** START RECORDS SUPPLIED **
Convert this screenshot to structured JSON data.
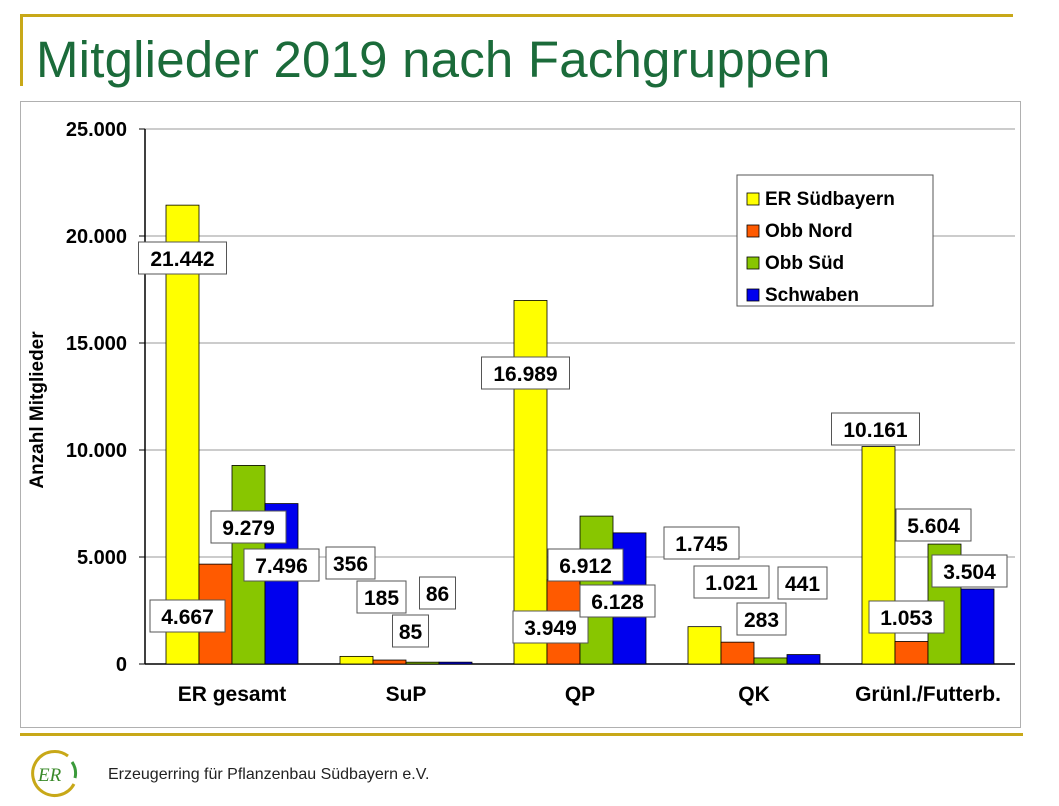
{
  "slide": {
    "title": "Mitglieder 2019 nach Fachgruppen",
    "footer": "Erzeugerring für Pflanzenbau Südbayern e.V.",
    "logo_text": "ER"
  },
  "colors": {
    "title": "#1b6b3a",
    "rule": "#c8a818",
    "series": [
      "#ffff00",
      "#ff5a00",
      "#88c600",
      "#0000ee"
    ]
  },
  "chart_data": {
    "type": "bar",
    "ylabel": "Anzahl Mitglieder",
    "xlabel": "",
    "ylim": [
      0,
      25000
    ],
    "yticks": [
      0,
      5000,
      10000,
      15000,
      20000,
      25000
    ],
    "ytick_labels": [
      "0",
      "5.000",
      "10.000",
      "15.000",
      "20.000",
      "25.000"
    ],
    "grid": true,
    "legend_position": "top-right",
    "categories": [
      "ER gesamt",
      "SuP",
      "QP",
      "QK",
      "Grünl./Futterb."
    ],
    "series": [
      {
        "name": "ER Südbayern",
        "values": [
          21442,
          356,
          16989,
          1745,
          10161
        ],
        "labels": [
          "21.442",
          "356",
          "16.989",
          "1.745",
          "10.161"
        ]
      },
      {
        "name": "Obb Nord",
        "values": [
          4667,
          185,
          3949,
          1021,
          1053
        ],
        "labels": [
          "4.667",
          "185",
          "3.949",
          "1.021",
          "1.053"
        ]
      },
      {
        "name": "Obb Süd",
        "values": [
          9279,
          85,
          6912,
          283,
          5604
        ],
        "labels": [
          "9.279",
          "85",
          "6.912",
          "283",
          "5.604"
        ]
      },
      {
        "name": "Schwaben",
        "values": [
          7496,
          86,
          6128,
          441,
          3504
        ],
        "labels": [
          "7.496",
          "86",
          "6.128",
          "441",
          "3.504"
        ]
      }
    ]
  }
}
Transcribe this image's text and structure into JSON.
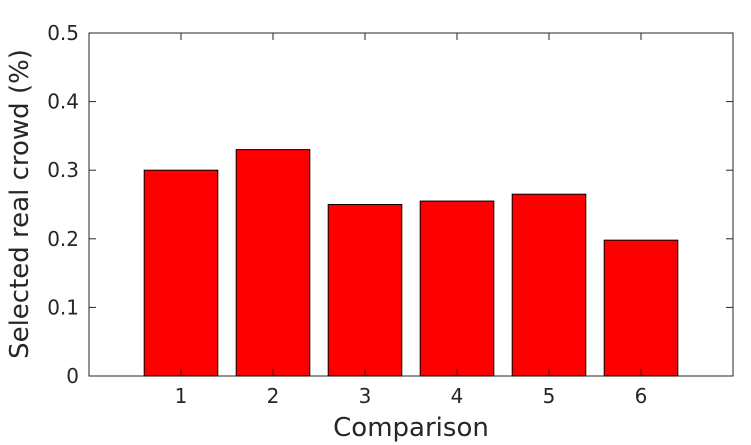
{
  "chart_data": {
    "type": "bar",
    "title": "",
    "xlabel": "Comparison",
    "ylabel": "Selected real crowd (%)",
    "categories": [
      "1",
      "2",
      "3",
      "4",
      "5",
      "6"
    ],
    "values": [
      0.3,
      0.33,
      0.25,
      0.255,
      0.265,
      0.198
    ],
    "xlim": [
      0,
      7
    ],
    "ylim": [
      0,
      0.5
    ],
    "yticks": [
      0,
      0.1,
      0.2,
      0.3,
      0.4,
      0.5
    ],
    "ytick_labels": [
      "0",
      "0.1",
      "0.2",
      "0.3",
      "0.4",
      "0.5"
    ],
    "grid": false,
    "legend": "none",
    "bar_color": "#ff0000",
    "edge_color": "#000000"
  }
}
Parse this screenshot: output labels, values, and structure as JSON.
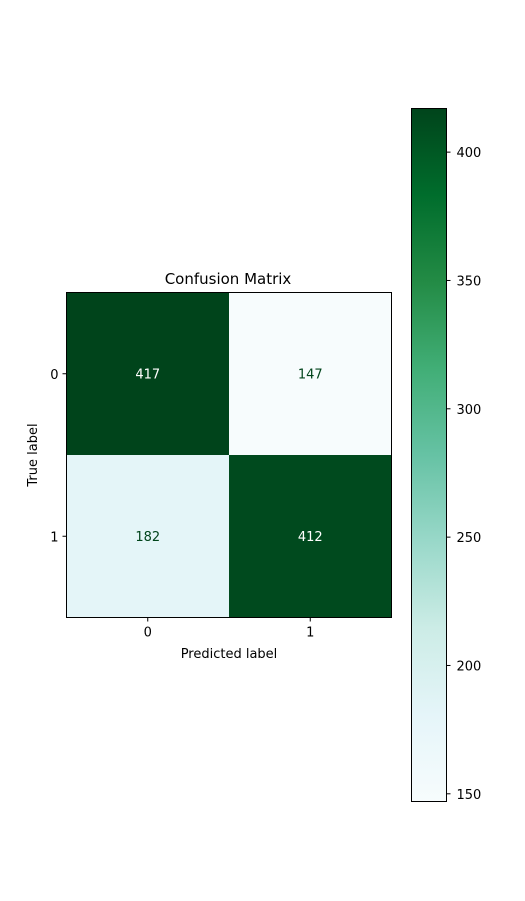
{
  "chart_data": {
    "type": "heatmap",
    "title": "Confusion Matrix",
    "xlabel": "Predicted label",
    "ylabel": "True label",
    "x_categories": [
      "0",
      "1"
    ],
    "y_categories": [
      "0",
      "1"
    ],
    "values": [
      [
        417,
        147
      ],
      [
        182,
        412
      ]
    ],
    "colormap": "BuGn",
    "colorbar": {
      "range": [
        147,
        417
      ],
      "ticks": [
        150,
        200,
        250,
        300,
        350,
        400
      ],
      "placement": "right"
    },
    "grid": false
  }
}
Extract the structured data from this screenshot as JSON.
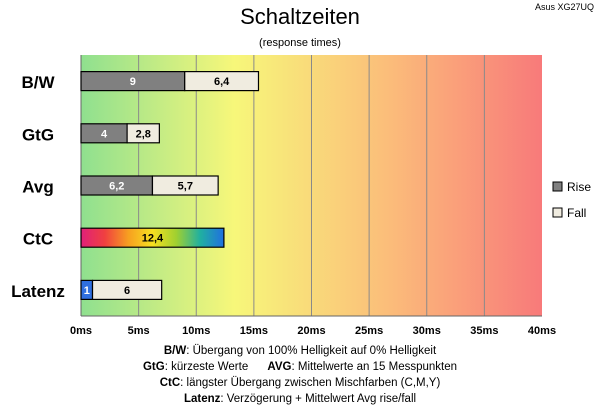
{
  "chart_data": {
    "type": "bar",
    "title": "Schaltzeiten",
    "subtitle": "(response times)",
    "model": "Asus XG27UQ",
    "categories": [
      "B/W",
      "GtG",
      "Avg",
      "CtC",
      "Latenz"
    ],
    "series": [
      {
        "name": "Rise",
        "color": "#808080",
        "values": [
          9,
          4,
          6.2,
          null,
          1
        ],
        "labels": [
          "9",
          "4",
          "6,2",
          null,
          "1"
        ]
      },
      {
        "name": "Fall",
        "color": "#f0ece0",
        "values": [
          6.4,
          2.8,
          5.7,
          null,
          6
        ],
        "labels": [
          "6,4",
          "2,8",
          "5,7",
          null,
          "6"
        ]
      },
      {
        "name": "CtC",
        "values": [
          null,
          null,
          null,
          12.4,
          null
        ],
        "labels": [
          null,
          null,
          null,
          "12,4",
          null
        ]
      }
    ],
    "latenz_rise_color": "#2f6fe0",
    "x_ticks": [
      0,
      5,
      10,
      15,
      20,
      25,
      30,
      35,
      40
    ],
    "x_tick_labels": [
      "0ms",
      "5ms",
      "10ms",
      "15ms",
      "20ms",
      "25ms",
      "30ms",
      "35ms",
      "40ms"
    ],
    "xlim": [
      0,
      40
    ],
    "legend": {
      "position": "right",
      "entries": [
        "Rise",
        "Fall"
      ]
    },
    "background_gradient": [
      "#8fe08f",
      "#f7f77a",
      "#fbbd7a",
      "#f87a7a"
    ]
  },
  "notes": [
    {
      "label": "B/W",
      "text": ":  Übergang von 100% Helligkeit auf 0% Helligkeit"
    },
    {
      "label": "GtG",
      "text": ": kürzeste  Werte",
      "label2": "AVG",
      "text2": ": Mittelwerte  an 15 Messpunkten"
    },
    {
      "label": "CtC",
      "text": ": längster Übergang  zwischen Mischfarben  (C,M,Y)"
    },
    {
      "label": "Latenz",
      "text": ": Verzögerung  + Mittelwert  Avg rise/fall"
    }
  ]
}
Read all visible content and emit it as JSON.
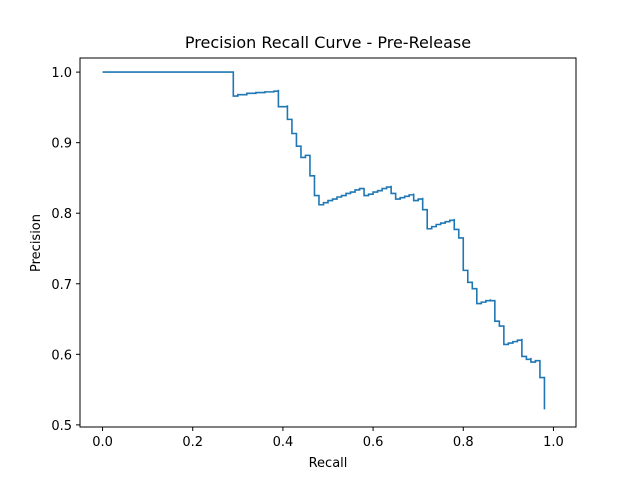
{
  "chart_data": {
    "type": "line",
    "title": "Precision Recall Curve - Pre-Release",
    "xlabel": "Recall",
    "ylabel": "Precision",
    "xlim": [
      -0.05,
      1.05
    ],
    "ylim": [
      0.497,
      1.02
    ],
    "xticks": [
      0.0,
      0.2,
      0.4,
      0.6,
      0.8,
      1.0
    ],
    "xtick_labels": [
      "0.0",
      "0.2",
      "0.4",
      "0.6",
      "0.8",
      "1.0"
    ],
    "yticks": [
      0.5,
      0.6,
      0.7,
      0.8,
      0.9,
      1.0
    ],
    "ytick_labels": [
      "0.5",
      "0.6",
      "0.7",
      "0.8",
      "0.9",
      "1.0"
    ],
    "grid": false,
    "series": [
      {
        "color": "#1f77b4",
        "step": true,
        "points": [
          [
            0.0,
            1.0
          ],
          [
            0.29,
            1.0
          ],
          [
            0.29,
            0.966
          ],
          [
            0.3,
            0.968
          ],
          [
            0.32,
            0.97
          ],
          [
            0.34,
            0.971
          ],
          [
            0.36,
            0.972
          ],
          [
            0.38,
            0.973
          ],
          [
            0.39,
            0.975
          ],
          [
            0.39,
            0.951
          ],
          [
            0.41,
            0.953
          ],
          [
            0.41,
            0.933
          ],
          [
            0.42,
            0.933
          ],
          [
            0.42,
            0.913
          ],
          [
            0.43,
            0.913
          ],
          [
            0.43,
            0.895
          ],
          [
            0.44,
            0.895
          ],
          [
            0.44,
            0.879
          ],
          [
            0.45,
            0.882
          ],
          [
            0.46,
            0.883
          ],
          [
            0.46,
            0.853
          ],
          [
            0.47,
            0.853
          ],
          [
            0.47,
            0.825
          ],
          [
            0.48,
            0.825
          ],
          [
            0.48,
            0.812
          ],
          [
            0.49,
            0.815
          ],
          [
            0.5,
            0.818
          ],
          [
            0.51,
            0.82
          ],
          [
            0.52,
            0.823
          ],
          [
            0.53,
            0.825
          ],
          [
            0.54,
            0.828
          ],
          [
            0.55,
            0.83
          ],
          [
            0.56,
            0.833
          ],
          [
            0.57,
            0.835
          ],
          [
            0.58,
            0.836
          ],
          [
            0.58,
            0.825
          ],
          [
            0.59,
            0.827
          ],
          [
            0.6,
            0.83
          ],
          [
            0.61,
            0.832
          ],
          [
            0.62,
            0.835
          ],
          [
            0.63,
            0.837
          ],
          [
            0.64,
            0.839
          ],
          [
            0.64,
            0.828
          ],
          [
            0.65,
            0.828
          ],
          [
            0.65,
            0.82
          ],
          [
            0.66,
            0.822
          ],
          [
            0.67,
            0.824
          ],
          [
            0.68,
            0.826
          ],
          [
            0.69,
            0.828
          ],
          [
            0.69,
            0.818
          ],
          [
            0.7,
            0.82
          ],
          [
            0.71,
            0.822
          ],
          [
            0.71,
            0.805
          ],
          [
            0.72,
            0.805
          ],
          [
            0.72,
            0.778
          ],
          [
            0.73,
            0.781
          ],
          [
            0.74,
            0.784
          ],
          [
            0.75,
            0.786
          ],
          [
            0.76,
            0.788
          ],
          [
            0.77,
            0.79
          ],
          [
            0.78,
            0.792
          ],
          [
            0.78,
            0.777
          ],
          [
            0.79,
            0.777
          ],
          [
            0.79,
            0.765
          ],
          [
            0.8,
            0.765
          ],
          [
            0.8,
            0.719
          ],
          [
            0.81,
            0.719
          ],
          [
            0.81,
            0.702
          ],
          [
            0.82,
            0.702
          ],
          [
            0.82,
            0.693
          ],
          [
            0.83,
            0.693
          ],
          [
            0.83,
            0.672
          ],
          [
            0.84,
            0.674
          ],
          [
            0.85,
            0.676
          ],
          [
            0.86,
            0.678
          ],
          [
            0.86,
            0.676
          ],
          [
            0.87,
            0.676
          ],
          [
            0.87,
            0.647
          ],
          [
            0.88,
            0.647
          ],
          [
            0.88,
            0.64
          ],
          [
            0.89,
            0.64
          ],
          [
            0.89,
            0.614
          ],
          [
            0.9,
            0.616
          ],
          [
            0.91,
            0.618
          ],
          [
            0.92,
            0.62
          ],
          [
            0.93,
            0.622
          ],
          [
            0.93,
            0.597
          ],
          [
            0.94,
            0.597
          ],
          [
            0.94,
            0.593
          ],
          [
            0.95,
            0.595
          ],
          [
            0.95,
            0.589
          ],
          [
            0.96,
            0.591
          ],
          [
            0.97,
            0.591
          ],
          [
            0.97,
            0.567
          ],
          [
            0.98,
            0.567
          ],
          [
            0.98,
            0.522
          ]
        ]
      }
    ]
  }
}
** END RECORDS SUPPLIED **
- AIM OF THE TASK -
Find all lines holding the string "name" and copy them.

- ANSWER BELOW -
        "name": "ER Südbayern",
        "name": "Obb Nord",
        "name": "Obb Süd",
        "name": "Schwaben",
        "name": "Rise",
        "name": "Fall",
        "name": "CtC",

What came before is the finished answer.